> _THE PROBLEM_
Please write the listing below out again exactly, leaving every picture behind.

> _GIVEN DATA_
_ _ _ _
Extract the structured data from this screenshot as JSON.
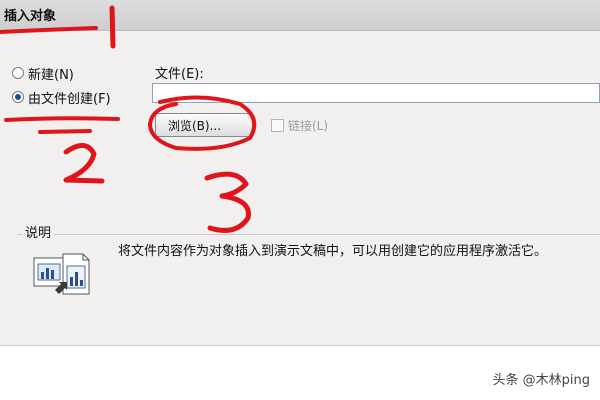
{
  "dialog": {
    "title": "插入对象",
    "options": [
      {
        "label": "新建(N)",
        "checked": false
      },
      {
        "label": "由文件创建(F)",
        "checked": true
      }
    ],
    "file_label": "文件(E):",
    "file_value": "",
    "browse_label": "浏览(B)...",
    "link_label": "链接(L)",
    "description_title": "说明",
    "description_text": "将文件内容作为对象插入到演示文稿中，可以用创建它的应用程序激活它。"
  },
  "annotations": {
    "numbers": [
      "1",
      "2",
      "3"
    ],
    "color": "#e0141b"
  },
  "watermark": "头条 @木林ping"
}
_ _ _ _
> _OUTPUT_
Extract the structured data from this screenshot as JSON.
{
  "dialog": {
    "title": "插入对象",
    "options": [
      {
        "label": "新建(N)",
        "checked": false
      },
      {
        "label": "由文件创建(F)",
        "checked": true
      }
    ],
    "file_label": "文件(E):",
    "file_value": "",
    "browse_label": "浏览(B)...",
    "link_label": "链接(L)",
    "description_title": "说明",
    "description_text": "将文件内容作为对象插入到演示文稿中，可以用创建它的应用程序激活它。"
  },
  "annotations": {
    "numbers": [
      "1",
      "2",
      "3"
    ],
    "color": "#e0141b"
  },
  "watermark": "头条 @木林ping"
}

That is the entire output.